Records for the exercise
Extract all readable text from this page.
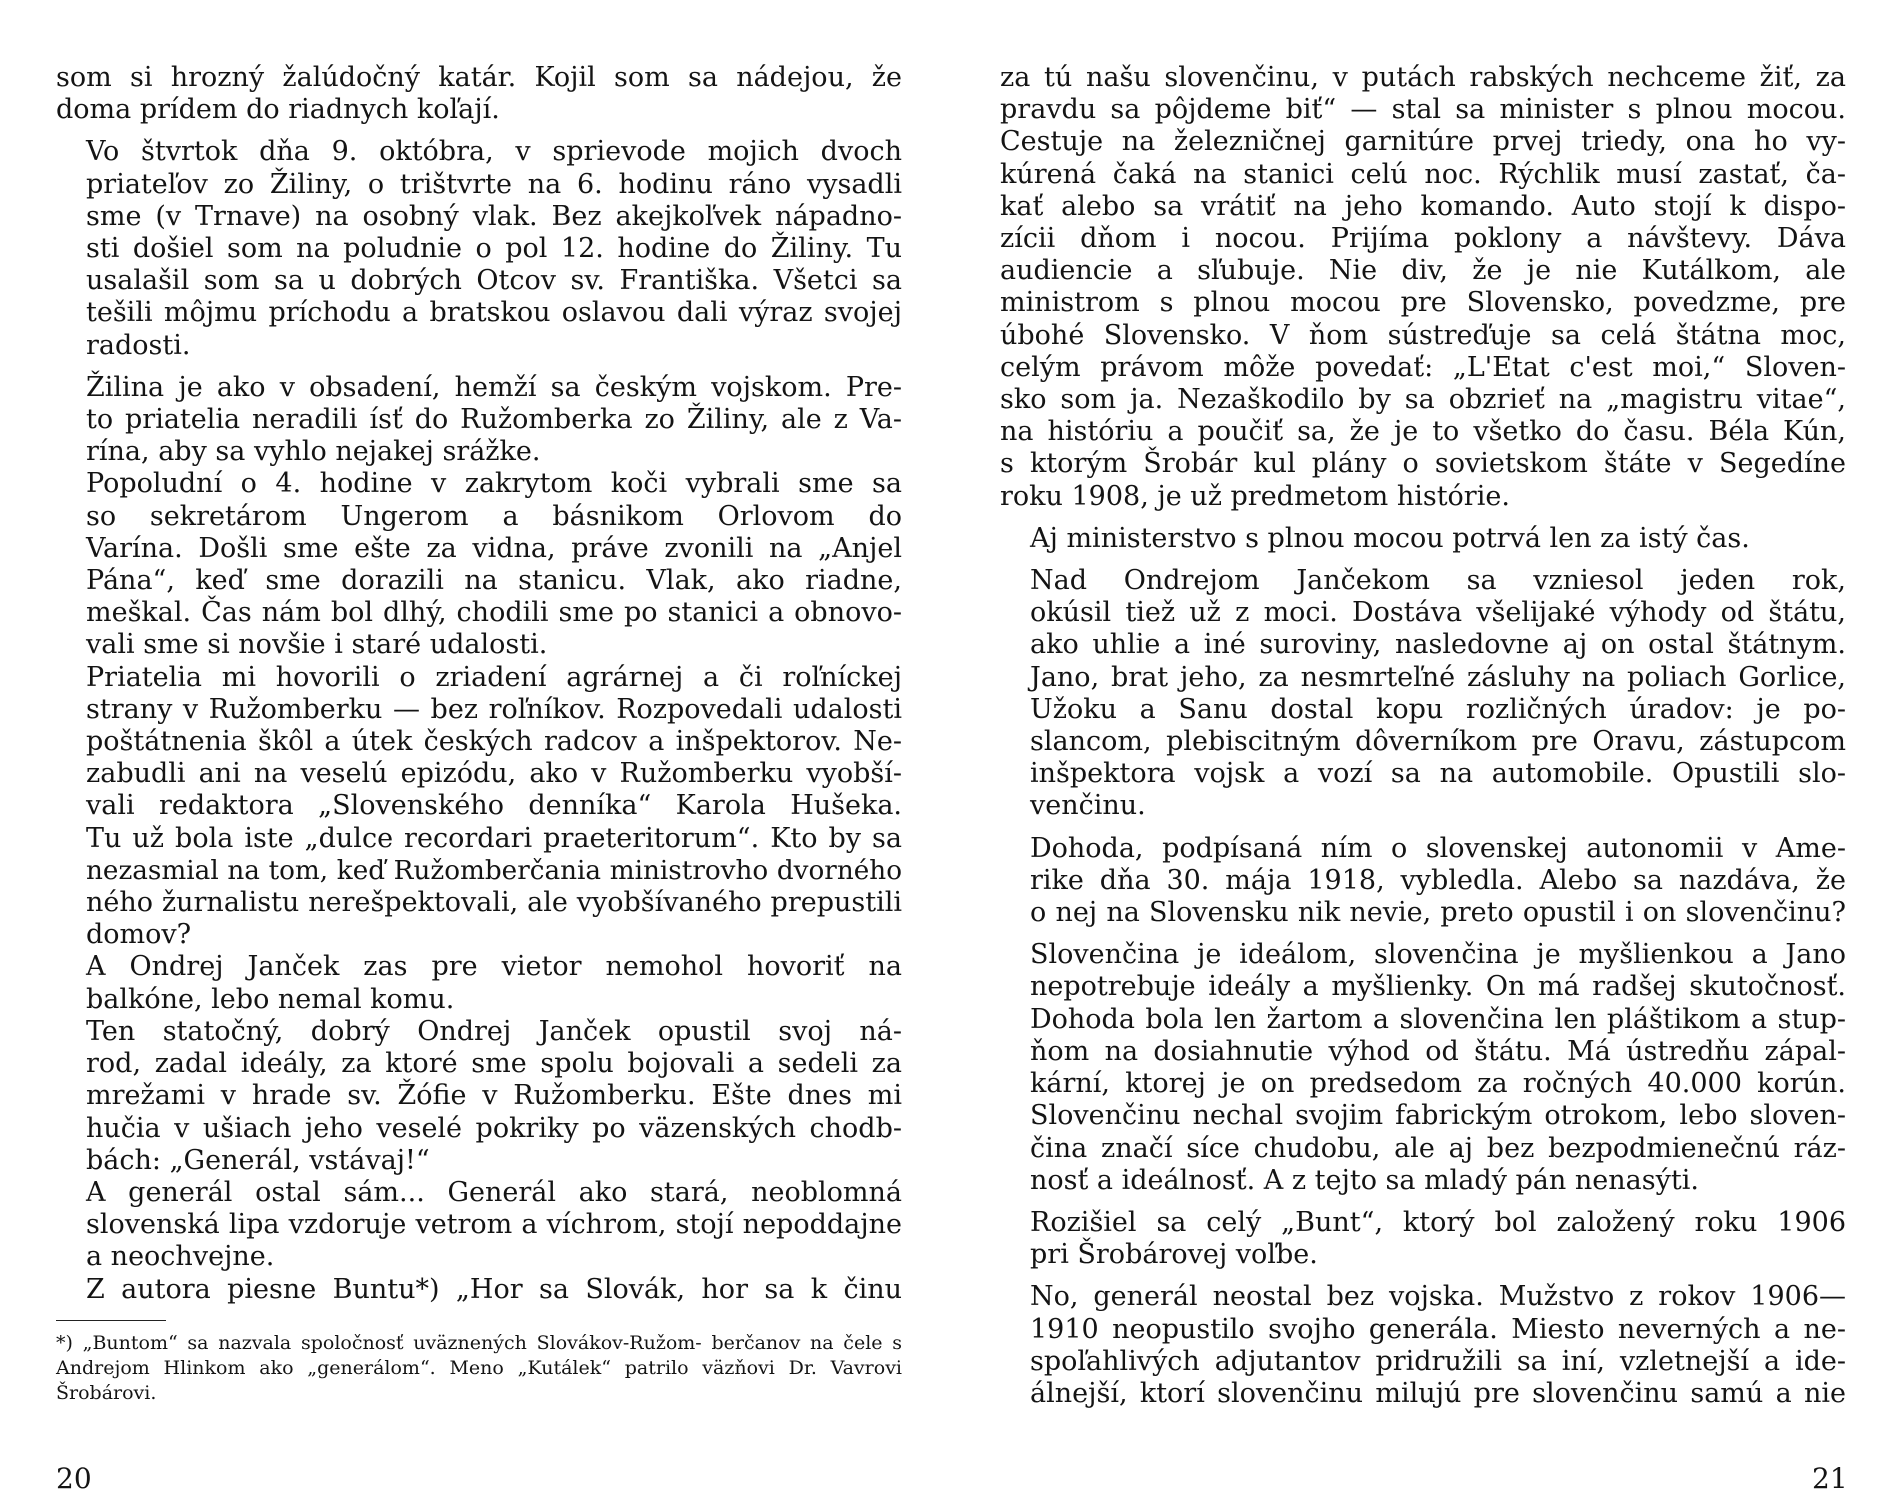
som si hrozný žalúdočný katár. Kojil som sa nádejou, že
doma prídem do riadnych koľají.

Vo štvrtok dňa 9. októbra, v sprievode mojich dvoch
priateľov zo Žiliny, o trištvrte na 6. hodinu ráno vysadli
sme (v Trnave) na osobný vlak. Bez akejkoľvek nápadno-
sti došiel som na poludnie o pol 12. hodine do Žiliny. Tu
usalašil som sa u dobrých Otcov sv. Františka. Všetci sa
tešili môjmu príchodu a bratskou oslavou dali výraz svojej
radosti.

Žilina je ako v obsadení, hemží sa českým vojskom. Pre-
to priatelia neradili ísť do Ružomberka zo Žiliny, ale z Va-
rína, aby sa vyhlo nejakej srážke.

Popoludní o 4. hodine v zakrytom koči vybrali sme sa
so sekretárom Ungerom a básnikom Orlovom do
Varína. Došli sme ešte za vidna, práve zvonili na „Anjel
Pána“, keď sme dorazili na stanicu. Vlak, ako riadne,
meškal. Čas nám bol dlhý, chodili sme po stanici a obnovo-
vali sme si novšie i staré udalosti.

Priatelia mi hovorili o zriadení agrárnej a či roľníckej
strany v Ružomberku — bez roľníkov. Rozpovedali udalosti
poštátnenia škôl a útek českých radcov a inšpektorov. Ne-
zabudli ani na veselú epizódu, ako v Ružomberku vyobší-
vali redaktora „Slovenského denníka“ Karola Hušeka.
Tu už bola iste „dulce recordari praeteritorum“. Kto by sa
nezasmial na tom, keď Ružomberčania ministrovho dvorného
ného žurnalistu nerešpektovali, ale vyobšívaného prepustili
domov?

A Ondrej Janček zas pre vietor nemohol hovoriť na
balkóne, lebo nemal komu.

Ten statočný, dobrý Ondrej Janček opustil svoj ná-
rod, zadal ideály, za ktoré sme spolu bojovali a sedeli za
mrežami v hrade sv. Žófie v Ružomberku. Ešte dnes mi
hučia v ušiach jeho veselé pokriky po väzenských chodb-
bách: „Generál, vstávaj!“

A generál ostal sám... Generál ako stará, neoblomná
slovenská lipa vzdoruje vetrom a víchrom, stojí nepoddajne
a neochvejne.

Z autora piesne Buntu*) „Hor sa Slovák, hor sa k činu

*) „Buntom“ sa nazvala spoločnosť uväznených Slovákov-Ružom- berčanov na čele s Andrejom Hlinkom ako „generálom“. Meno „Kutálek“ patrilo väzňovi Dr. Vavrovi Šrobárovi.

20

za tú našu slovenčinu, v putách rabských nechceme žiť, za
pravdu sa pôjdeme biť“ — stal sa minister s plnou mocou.
Cestuje na železničnej garnitúre prvej triedy, ona ho vy-
kúrená čaká na stanici celú noc. Rýchlik musí zastať, ča-
kať alebo sa vrátiť na jeho komando. Auto stojí k dispo-
zícii dňom i nocou. Prijíma poklony a návštevy. Dáva
audiencie a sľubuje. Nie div, že je nie Kutálkom, ale
ministrom s plnou mocou pre Slovensko, povedzme, pre
úbohé Slovensko. V ňom sústreďuje sa celá štátna moc,
celým právom môže povedať: „L'Etat c'est moi,“ Sloven-
sko som ja. Nezaškodilo by sa obzrieť na „magistru vitae“,
na históriu a poučiť sa, že je to všetko do času. Béla Kún,
s ktorým Šrobár kul plány o sovietskom štáte v Segedíne
roku 1908, je už predmetom histórie.

Aj ministerstvo s plnou mocou potrvá len za istý čas.

Nad Ondrejom Jančekom sa vzniesol jeden rok,
okúsil tiež už z moci. Dostáva všelijaké výhody od štátu,
ako uhlie a iné suroviny, nasledovne aj on ostal štátnym.
Jano, brat jeho, za nesmrteľné zásluhy na poliach Gorlice,
Užoku a Sanu dostal kopu rozličných úradov: je po-
slancom, plebiscitným dôverníkom pre Oravu, zástupcom
inšpektora vojsk a vozí sa na automobile. Opustili slo-
venčinu.

Dohoda, podpísaná ním o slovenskej autonomii v Ame-
rike dňa 30. mája 1918, vybledla. Alebo sa nazdáva, že
o nej na Slovensku nik nevie, preto opustil i on slovenčinu?

Slovenčina je ideálom, slovenčina je myšlienkou a Jano
nepotrebuje ideály a myšlienky. On má radšej skutočnosť.
Dohoda bola len žartom a slovenčina len pláštikom a stup-
ňom na dosiahnutie výhod od štátu. Má ústredňu zápal-
kární, ktorej je on predsedom za ročných 40.000 korún.
Slovenčinu nechal svojim fabrickým otrokom, lebo sloven-
čina značí síce chudobu, ale aj bez bezpodmienečnú ráz-
nosť a ideálnosť. A z tejto sa mladý pán nenasýti.

Rozišiel sa celý „Bunt“, ktorý bol založený roku 1906
pri Šrobárovej voľbe.

No, generál neostal bez vojska. Mužstvo z rokov 1906—
1910 neopustilo svojho generála. Miesto neverných a ne-
spoľahlivých adjutantov pridružili sa iní, vzletnejší a ide-
álnejší, ktorí slovenčinu milujú pre slovenčinu samú a nie

21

Task directions
Filter the records, keeping only lines that contain "štátu", and show those lines.

Exercise output
okúsil tiež už z moci. Dostáva všelijaké výhody od štátu,
ňom na dosiahnutie výhod od štátu. Má ústredňu zápal-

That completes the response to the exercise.